_Written instruction_: Find the word "structure" in the listing; pull out each line holding it.

-- Raw data start --

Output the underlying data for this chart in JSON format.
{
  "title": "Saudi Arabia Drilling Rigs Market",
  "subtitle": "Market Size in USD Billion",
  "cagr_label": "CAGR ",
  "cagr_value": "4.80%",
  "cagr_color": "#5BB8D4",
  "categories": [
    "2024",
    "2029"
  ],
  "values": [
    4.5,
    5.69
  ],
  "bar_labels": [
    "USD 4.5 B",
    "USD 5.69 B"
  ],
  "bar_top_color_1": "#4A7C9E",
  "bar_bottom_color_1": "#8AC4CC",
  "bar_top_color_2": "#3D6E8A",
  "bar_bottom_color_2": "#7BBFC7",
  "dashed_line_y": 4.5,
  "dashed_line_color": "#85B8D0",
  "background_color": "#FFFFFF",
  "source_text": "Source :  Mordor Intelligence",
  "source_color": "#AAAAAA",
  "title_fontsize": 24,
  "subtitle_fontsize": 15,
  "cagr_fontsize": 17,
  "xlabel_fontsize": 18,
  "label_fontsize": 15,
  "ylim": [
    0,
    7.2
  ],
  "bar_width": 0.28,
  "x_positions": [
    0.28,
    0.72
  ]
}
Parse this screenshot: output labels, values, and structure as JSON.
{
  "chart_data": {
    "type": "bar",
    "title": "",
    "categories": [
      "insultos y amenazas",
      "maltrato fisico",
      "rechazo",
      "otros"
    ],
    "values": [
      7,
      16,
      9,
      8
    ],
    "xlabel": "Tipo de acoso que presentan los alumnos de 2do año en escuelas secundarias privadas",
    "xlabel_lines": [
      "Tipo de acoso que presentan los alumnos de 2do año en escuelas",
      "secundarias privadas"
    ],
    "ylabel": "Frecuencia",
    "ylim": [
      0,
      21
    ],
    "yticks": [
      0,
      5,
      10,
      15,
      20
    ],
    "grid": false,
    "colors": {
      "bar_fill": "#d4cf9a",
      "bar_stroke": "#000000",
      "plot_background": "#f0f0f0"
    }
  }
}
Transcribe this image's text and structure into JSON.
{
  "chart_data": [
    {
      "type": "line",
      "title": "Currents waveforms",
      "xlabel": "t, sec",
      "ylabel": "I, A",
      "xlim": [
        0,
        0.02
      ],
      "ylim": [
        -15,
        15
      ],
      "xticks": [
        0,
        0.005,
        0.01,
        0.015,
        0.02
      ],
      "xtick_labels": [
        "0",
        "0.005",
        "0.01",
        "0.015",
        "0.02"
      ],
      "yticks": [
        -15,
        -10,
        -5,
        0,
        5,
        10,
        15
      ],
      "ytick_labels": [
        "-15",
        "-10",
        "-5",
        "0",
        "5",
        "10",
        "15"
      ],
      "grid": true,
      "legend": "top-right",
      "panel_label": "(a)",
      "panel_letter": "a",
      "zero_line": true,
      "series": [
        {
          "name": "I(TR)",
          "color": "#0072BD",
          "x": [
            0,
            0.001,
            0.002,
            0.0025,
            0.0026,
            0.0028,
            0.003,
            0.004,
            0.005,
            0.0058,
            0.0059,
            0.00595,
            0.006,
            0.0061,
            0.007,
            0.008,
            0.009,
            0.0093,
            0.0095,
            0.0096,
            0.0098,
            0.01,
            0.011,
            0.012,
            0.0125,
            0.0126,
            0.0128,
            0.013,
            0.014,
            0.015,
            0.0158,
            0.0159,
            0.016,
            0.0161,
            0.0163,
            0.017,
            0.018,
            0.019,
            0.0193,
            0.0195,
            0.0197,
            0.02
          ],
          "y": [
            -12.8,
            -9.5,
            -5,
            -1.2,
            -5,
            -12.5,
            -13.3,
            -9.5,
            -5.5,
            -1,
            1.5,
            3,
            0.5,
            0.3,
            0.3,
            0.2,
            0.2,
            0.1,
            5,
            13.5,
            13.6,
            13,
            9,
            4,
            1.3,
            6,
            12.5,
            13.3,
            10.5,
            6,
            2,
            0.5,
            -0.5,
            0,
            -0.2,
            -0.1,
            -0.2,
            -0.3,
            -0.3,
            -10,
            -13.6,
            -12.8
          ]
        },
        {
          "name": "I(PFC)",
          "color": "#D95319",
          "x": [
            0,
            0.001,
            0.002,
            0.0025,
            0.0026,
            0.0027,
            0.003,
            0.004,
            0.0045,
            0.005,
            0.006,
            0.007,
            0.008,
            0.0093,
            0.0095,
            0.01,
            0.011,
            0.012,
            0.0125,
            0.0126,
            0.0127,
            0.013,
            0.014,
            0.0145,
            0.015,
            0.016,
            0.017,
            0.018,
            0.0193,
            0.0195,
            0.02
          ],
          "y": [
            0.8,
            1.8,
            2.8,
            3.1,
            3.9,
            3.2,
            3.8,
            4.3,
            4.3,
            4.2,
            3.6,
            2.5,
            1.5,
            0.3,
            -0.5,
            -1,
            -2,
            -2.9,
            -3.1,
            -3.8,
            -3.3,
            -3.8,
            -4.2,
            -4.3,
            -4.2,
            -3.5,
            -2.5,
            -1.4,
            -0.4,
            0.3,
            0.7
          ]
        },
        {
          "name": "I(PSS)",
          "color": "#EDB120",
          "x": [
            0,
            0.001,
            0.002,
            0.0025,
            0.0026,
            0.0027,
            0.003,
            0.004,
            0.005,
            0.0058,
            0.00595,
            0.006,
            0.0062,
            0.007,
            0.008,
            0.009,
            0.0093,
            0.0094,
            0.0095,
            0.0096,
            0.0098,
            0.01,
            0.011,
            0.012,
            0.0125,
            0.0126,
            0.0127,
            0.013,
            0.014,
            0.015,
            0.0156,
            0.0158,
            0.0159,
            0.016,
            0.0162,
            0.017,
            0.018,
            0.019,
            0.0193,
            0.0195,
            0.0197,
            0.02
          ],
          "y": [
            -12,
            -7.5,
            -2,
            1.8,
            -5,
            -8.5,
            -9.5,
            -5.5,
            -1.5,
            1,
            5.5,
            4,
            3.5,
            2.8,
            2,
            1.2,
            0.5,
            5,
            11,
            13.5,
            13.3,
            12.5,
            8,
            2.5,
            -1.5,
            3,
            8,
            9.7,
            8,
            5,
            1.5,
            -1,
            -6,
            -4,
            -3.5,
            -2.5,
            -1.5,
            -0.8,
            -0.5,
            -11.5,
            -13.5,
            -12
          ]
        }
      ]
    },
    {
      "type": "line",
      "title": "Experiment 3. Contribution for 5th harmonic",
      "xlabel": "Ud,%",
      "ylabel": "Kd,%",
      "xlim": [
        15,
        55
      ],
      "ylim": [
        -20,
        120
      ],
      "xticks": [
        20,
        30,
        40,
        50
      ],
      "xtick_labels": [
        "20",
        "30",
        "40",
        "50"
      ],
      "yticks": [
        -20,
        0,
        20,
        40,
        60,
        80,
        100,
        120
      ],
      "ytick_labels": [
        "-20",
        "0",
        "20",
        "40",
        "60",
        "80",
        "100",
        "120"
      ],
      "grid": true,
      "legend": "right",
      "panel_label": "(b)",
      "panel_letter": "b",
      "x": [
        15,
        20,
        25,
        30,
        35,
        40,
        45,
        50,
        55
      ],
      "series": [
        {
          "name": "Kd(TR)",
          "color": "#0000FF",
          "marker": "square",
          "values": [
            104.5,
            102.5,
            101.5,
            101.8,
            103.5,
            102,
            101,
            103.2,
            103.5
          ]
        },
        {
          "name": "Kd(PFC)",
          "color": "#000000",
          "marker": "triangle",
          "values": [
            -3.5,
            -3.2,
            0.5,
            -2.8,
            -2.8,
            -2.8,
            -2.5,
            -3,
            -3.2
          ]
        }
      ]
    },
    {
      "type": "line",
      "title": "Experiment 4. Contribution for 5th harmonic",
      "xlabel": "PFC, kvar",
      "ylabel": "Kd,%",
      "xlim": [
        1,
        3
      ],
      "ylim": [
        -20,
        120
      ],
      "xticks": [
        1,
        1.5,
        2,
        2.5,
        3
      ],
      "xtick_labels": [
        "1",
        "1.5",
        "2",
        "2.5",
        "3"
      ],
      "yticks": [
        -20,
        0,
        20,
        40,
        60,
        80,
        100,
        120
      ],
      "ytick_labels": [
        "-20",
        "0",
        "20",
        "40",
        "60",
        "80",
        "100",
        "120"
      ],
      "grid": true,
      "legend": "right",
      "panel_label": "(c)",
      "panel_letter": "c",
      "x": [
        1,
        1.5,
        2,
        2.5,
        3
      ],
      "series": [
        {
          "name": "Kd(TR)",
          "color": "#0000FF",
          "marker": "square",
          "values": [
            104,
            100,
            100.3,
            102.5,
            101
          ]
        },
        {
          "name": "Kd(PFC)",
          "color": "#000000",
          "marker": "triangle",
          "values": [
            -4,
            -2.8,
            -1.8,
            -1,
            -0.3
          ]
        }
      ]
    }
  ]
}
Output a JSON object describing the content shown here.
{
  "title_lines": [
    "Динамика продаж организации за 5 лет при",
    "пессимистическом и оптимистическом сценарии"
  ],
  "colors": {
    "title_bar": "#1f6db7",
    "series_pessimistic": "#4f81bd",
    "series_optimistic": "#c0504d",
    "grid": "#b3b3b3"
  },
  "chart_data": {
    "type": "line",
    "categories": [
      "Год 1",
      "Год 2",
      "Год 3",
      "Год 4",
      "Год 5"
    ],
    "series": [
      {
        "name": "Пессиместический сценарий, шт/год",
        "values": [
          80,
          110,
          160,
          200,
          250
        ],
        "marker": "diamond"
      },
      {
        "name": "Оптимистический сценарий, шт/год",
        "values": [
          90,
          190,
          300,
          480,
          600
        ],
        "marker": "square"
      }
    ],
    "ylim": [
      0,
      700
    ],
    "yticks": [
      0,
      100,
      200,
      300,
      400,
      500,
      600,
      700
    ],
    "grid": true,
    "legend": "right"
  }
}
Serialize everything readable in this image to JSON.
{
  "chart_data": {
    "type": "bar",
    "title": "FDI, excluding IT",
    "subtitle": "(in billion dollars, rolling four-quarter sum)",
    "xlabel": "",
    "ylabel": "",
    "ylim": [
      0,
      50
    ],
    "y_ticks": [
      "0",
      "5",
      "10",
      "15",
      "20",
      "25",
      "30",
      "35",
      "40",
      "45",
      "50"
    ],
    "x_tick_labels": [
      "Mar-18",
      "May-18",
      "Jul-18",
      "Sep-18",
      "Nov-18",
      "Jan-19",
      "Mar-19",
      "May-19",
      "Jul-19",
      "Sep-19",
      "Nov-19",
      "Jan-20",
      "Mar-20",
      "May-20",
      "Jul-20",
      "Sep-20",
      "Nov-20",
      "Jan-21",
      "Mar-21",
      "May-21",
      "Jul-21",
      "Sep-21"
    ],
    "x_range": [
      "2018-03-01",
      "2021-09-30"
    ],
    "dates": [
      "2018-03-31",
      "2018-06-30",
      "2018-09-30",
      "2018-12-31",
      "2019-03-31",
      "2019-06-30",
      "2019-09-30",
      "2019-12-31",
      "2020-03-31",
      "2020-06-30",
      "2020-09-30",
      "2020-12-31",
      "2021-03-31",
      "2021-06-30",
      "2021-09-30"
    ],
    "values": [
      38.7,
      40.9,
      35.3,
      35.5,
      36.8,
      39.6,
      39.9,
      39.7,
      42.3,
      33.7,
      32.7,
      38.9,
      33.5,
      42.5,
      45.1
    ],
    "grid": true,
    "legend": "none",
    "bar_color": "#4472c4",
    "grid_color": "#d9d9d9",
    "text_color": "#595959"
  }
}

-- Raw data end --

_Solution to this task_:
Parse this screenshot: output labels, values, and structure as JSON.
Transcribe this image's text and structure into JSON.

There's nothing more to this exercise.